-- START OF SUPPLIED RECORDS --

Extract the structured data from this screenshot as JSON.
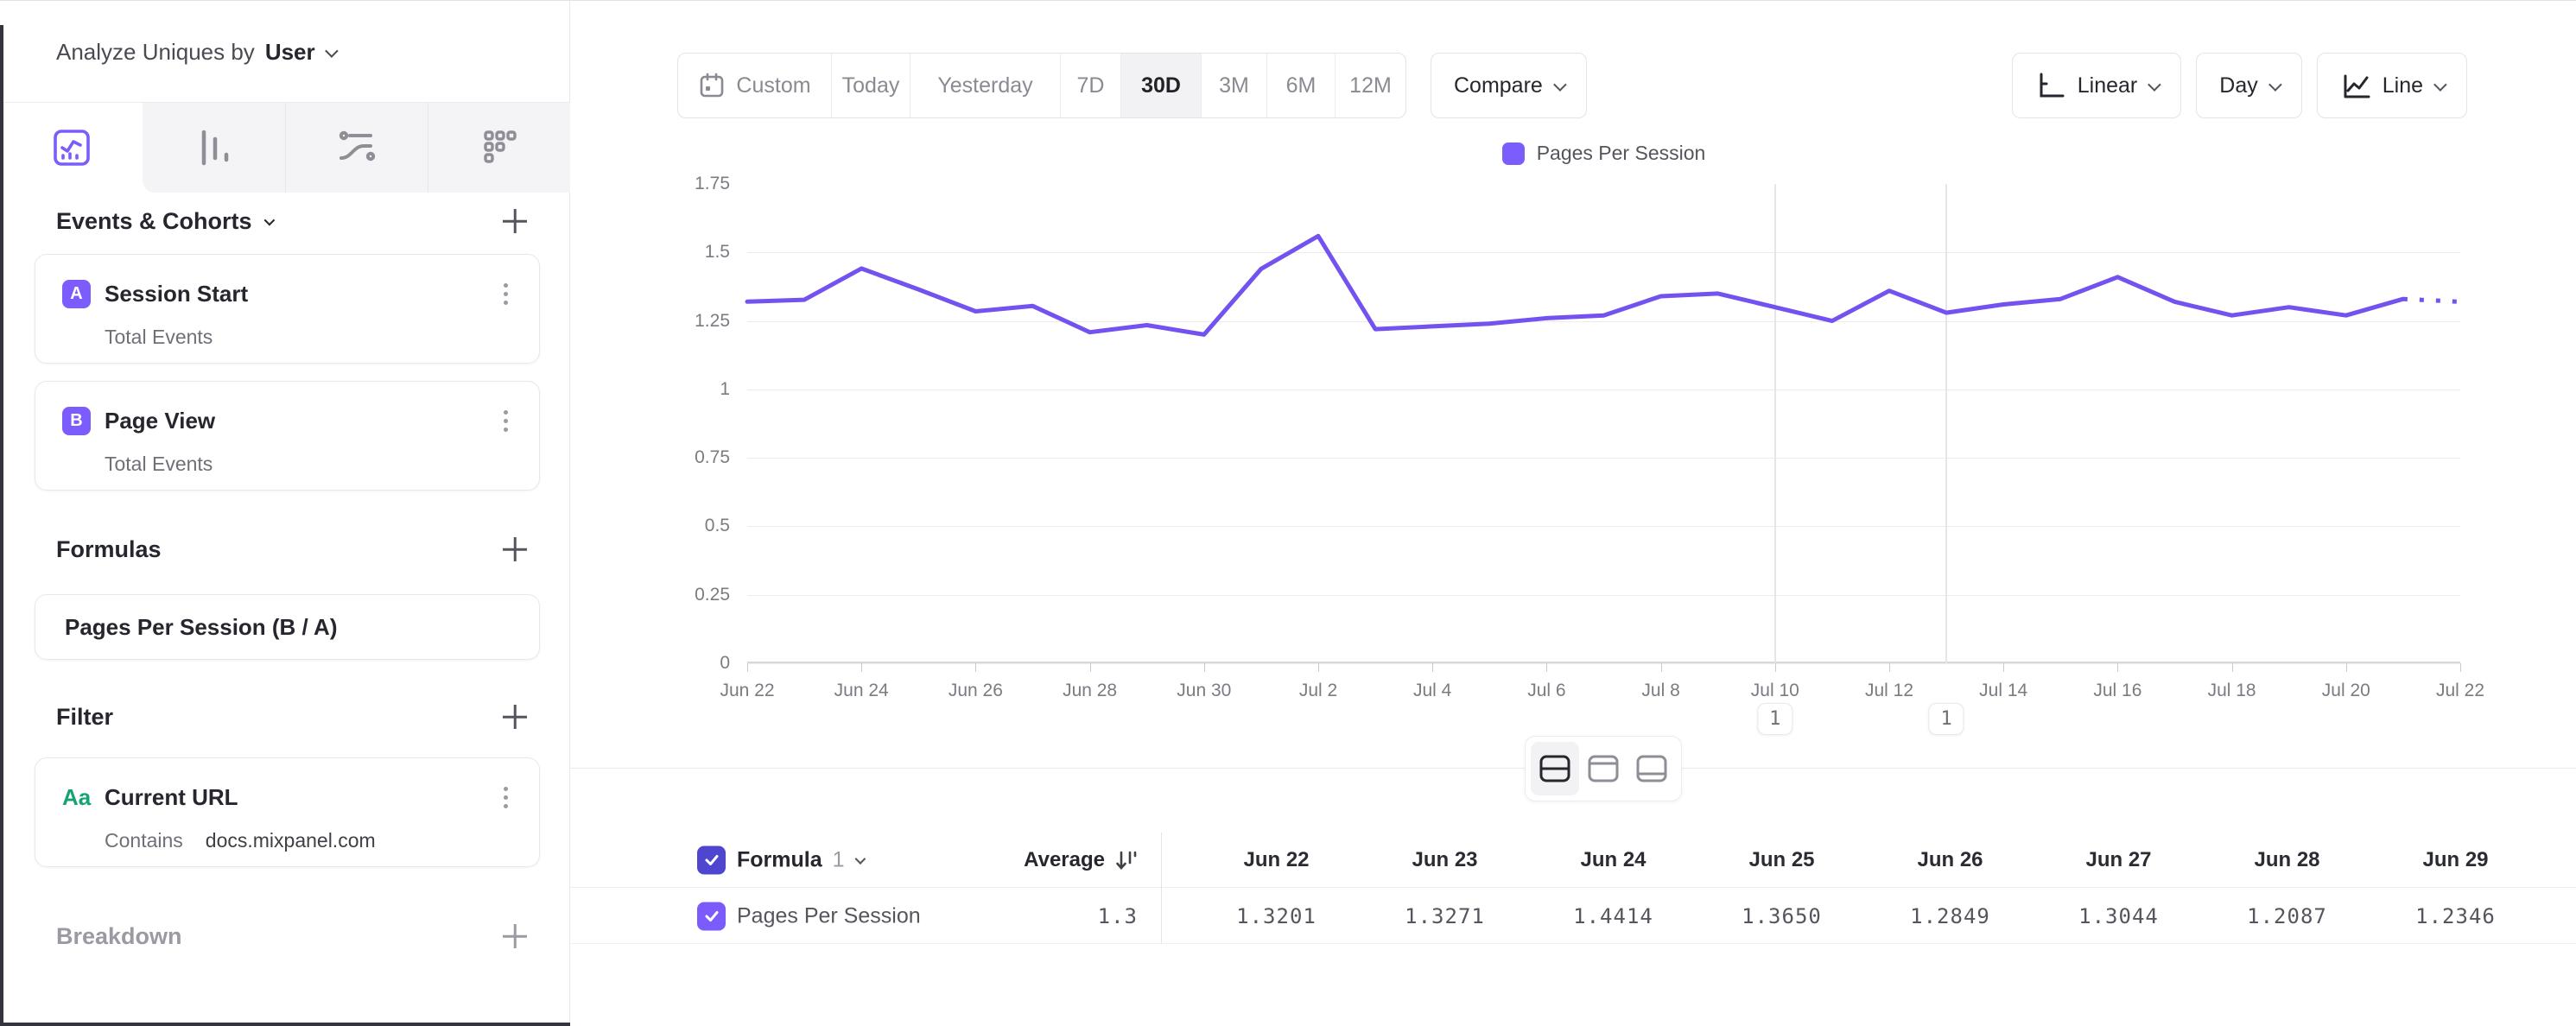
{
  "sidebar": {
    "analyze_label": "Analyze Uniques by",
    "analyze_value": "User",
    "tabs": {
      "icons": [
        "insights-icon",
        "funnels-icon",
        "flows-icon",
        "retention-icon"
      ],
      "selected": "insights"
    },
    "events_section": {
      "title": "Events & Cohorts",
      "items": [
        {
          "badge": "A",
          "title": "Session Start",
          "subtitle": "Total Events"
        },
        {
          "badge": "B",
          "title": "Page View",
          "subtitle": "Total Events"
        }
      ]
    },
    "formulas_section": {
      "title": "Formulas",
      "items": [
        {
          "title": "Pages Per Session (B / A)"
        }
      ]
    },
    "filter_section": {
      "title": "Filter",
      "items": [
        {
          "badge": "Aa",
          "title": "Current URL",
          "operator": "Contains",
          "value": "docs.mixpanel.com"
        }
      ]
    },
    "breakdown_section": {
      "title": "Breakdown"
    }
  },
  "toolbar": {
    "date_ranges": [
      "Custom",
      "Today",
      "Yesterday",
      "7D",
      "30D",
      "3M",
      "6M",
      "12M"
    ],
    "selected_range": "30D",
    "compare_label": "Compare",
    "scale_label": "Linear",
    "granularity_label": "Day",
    "chart_type_label": "Line"
  },
  "legend": {
    "label": "Pages Per Session"
  },
  "chart_data": {
    "type": "line",
    "title": "",
    "xlabel": "",
    "ylabel": "",
    "ylim": [
      0,
      1.75
    ],
    "y_ticks": [
      "1.75",
      "1.5",
      "1.25",
      "1",
      "0.75",
      "0.5",
      "0.25",
      "0"
    ],
    "grid": true,
    "legend_position": "top-center",
    "x": [
      "Jun 22",
      "Jun 23",
      "Jun 24",
      "Jun 25",
      "Jun 26",
      "Jun 27",
      "Jun 28",
      "Jun 29",
      "Jun 30",
      "Jul 1",
      "Jul 2",
      "Jul 3",
      "Jul 4",
      "Jul 5",
      "Jul 6",
      "Jul 7",
      "Jul 8",
      "Jul 9",
      "Jul 10",
      "Jul 11",
      "Jul 12",
      "Jul 13",
      "Jul 14",
      "Jul 15",
      "Jul 16",
      "Jul 17",
      "Jul 18",
      "Jul 19",
      "Jul 20",
      "Jul 21",
      "Jul 22"
    ],
    "x_label_every": 2,
    "series": [
      {
        "name": "Pages Per Session",
        "color": "#7352F0",
        "values": [
          1.3201,
          1.3271,
          1.4414,
          1.365,
          1.2849,
          1.3044,
          1.2087,
          1.2346,
          1.2,
          1.44,
          1.56,
          1.22,
          1.23,
          1.24,
          1.26,
          1.27,
          1.34,
          1.35,
          1.3,
          1.25,
          1.36,
          1.28,
          1.31,
          1.33,
          1.41,
          1.32,
          1.27,
          1.3,
          1.27,
          1.33,
          1.32
        ],
        "dashed_tail_segments": 1
      }
    ],
    "annotations": [
      {
        "date": "Jul 10",
        "label": "1"
      },
      {
        "date": "Jul 13",
        "label": "1"
      }
    ]
  },
  "view_toggle": {
    "options": [
      "split-view",
      "chart-only-view",
      "table-only-view"
    ],
    "selected": "split-view"
  },
  "table": {
    "header": {
      "name_label": "Formula",
      "name_number": "1",
      "average_label": "Average"
    },
    "columns": [
      "Jun 22",
      "Jun 23",
      "Jun 24",
      "Jun 25",
      "Jun 26",
      "Jun 27",
      "Jun 28",
      "Jun 29"
    ],
    "rows": [
      {
        "label": "Pages Per Session",
        "checked": true,
        "average": "1.3",
        "values": [
          "1.3201",
          "1.3271",
          "1.4414",
          "1.3650",
          "1.2849",
          "1.3044",
          "1.2087",
          "1.2346"
        ]
      }
    ]
  },
  "colors": {
    "accent": "#7856FF",
    "line": "#7352F0",
    "badge": "#7C5CFC",
    "checkbox_header": "#4F46CF",
    "checkbox_row": "#7B5BFB",
    "filter_type_green": "#16A374"
  }
}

-- END OF SUPPLIED RECORDS --

INSTRUCTIONS FOR THE TASK: Quote the data exactly, leaving every image out of the copy.

FINISHED TASK:
Extract the structured data from this screenshot as JSON.
{
  "sidebar": {
    "analyze_label": "Analyze Uniques by",
    "analyze_value": "User",
    "tabs": {
      "icons": [
        "insights-icon",
        "funnels-icon",
        "flows-icon",
        "retention-icon"
      ],
      "selected": "insights"
    },
    "events_section": {
      "title": "Events & Cohorts",
      "items": [
        {
          "badge": "A",
          "title": "Session Start",
          "subtitle": "Total Events"
        },
        {
          "badge": "B",
          "title": "Page View",
          "subtitle": "Total Events"
        }
      ]
    },
    "formulas_section": {
      "title": "Formulas",
      "items": [
        {
          "title": "Pages Per Session (B / A)"
        }
      ]
    },
    "filter_section": {
      "title": "Filter",
      "items": [
        {
          "badge": "Aa",
          "title": "Current URL",
          "operator": "Contains",
          "value": "docs.mixpanel.com"
        }
      ]
    },
    "breakdown_section": {
      "title": "Breakdown"
    }
  },
  "toolbar": {
    "date_ranges": [
      "Custom",
      "Today",
      "Yesterday",
      "7D",
      "30D",
      "3M",
      "6M",
      "12M"
    ],
    "selected_range": "30D",
    "compare_label": "Compare",
    "scale_label": "Linear",
    "granularity_label": "Day",
    "chart_type_label": "Line"
  },
  "legend": {
    "label": "Pages Per Session"
  },
  "chart_data": {
    "type": "line",
    "title": "",
    "xlabel": "",
    "ylabel": "",
    "ylim": [
      0,
      1.75
    ],
    "y_ticks": [
      "1.75",
      "1.5",
      "1.25",
      "1",
      "0.75",
      "0.5",
      "0.25",
      "0"
    ],
    "grid": true,
    "legend_position": "top-center",
    "x": [
      "Jun 22",
      "Jun 23",
      "Jun 24",
      "Jun 25",
      "Jun 26",
      "Jun 27",
      "Jun 28",
      "Jun 29",
      "Jun 30",
      "Jul 1",
      "Jul 2",
      "Jul 3",
      "Jul 4",
      "Jul 5",
      "Jul 6",
      "Jul 7",
      "Jul 8",
      "Jul 9",
      "Jul 10",
      "Jul 11",
      "Jul 12",
      "Jul 13",
      "Jul 14",
      "Jul 15",
      "Jul 16",
      "Jul 17",
      "Jul 18",
      "Jul 19",
      "Jul 20",
      "Jul 21",
      "Jul 22"
    ],
    "x_label_every": 2,
    "series": [
      {
        "name": "Pages Per Session",
        "color": "#7352F0",
        "values": [
          1.3201,
          1.3271,
          1.4414,
          1.365,
          1.2849,
          1.3044,
          1.2087,
          1.2346,
          1.2,
          1.44,
          1.56,
          1.22,
          1.23,
          1.24,
          1.26,
          1.27,
          1.34,
          1.35,
          1.3,
          1.25,
          1.36,
          1.28,
          1.31,
          1.33,
          1.41,
          1.32,
          1.27,
          1.3,
          1.27,
          1.33,
          1.32
        ],
        "dashed_tail_segments": 1
      }
    ],
    "annotations": [
      {
        "date": "Jul 10",
        "label": "1"
      },
      {
        "date": "Jul 13",
        "label": "1"
      }
    ]
  },
  "view_toggle": {
    "options": [
      "split-view",
      "chart-only-view",
      "table-only-view"
    ],
    "selected": "split-view"
  },
  "table": {
    "header": {
      "name_label": "Formula",
      "name_number": "1",
      "average_label": "Average"
    },
    "columns": [
      "Jun 22",
      "Jun 23",
      "Jun 24",
      "Jun 25",
      "Jun 26",
      "Jun 27",
      "Jun 28",
      "Jun 29"
    ],
    "rows": [
      {
        "label": "Pages Per Session",
        "checked": true,
        "average": "1.3",
        "values": [
          "1.3201",
          "1.3271",
          "1.4414",
          "1.3650",
          "1.2849",
          "1.3044",
          "1.2087",
          "1.2346"
        ]
      }
    ]
  },
  "colors": {
    "accent": "#7856FF",
    "line": "#7352F0",
    "badge": "#7C5CFC",
    "checkbox_header": "#4F46CF",
    "checkbox_row": "#7B5BFB",
    "filter_type_green": "#16A374"
  }
}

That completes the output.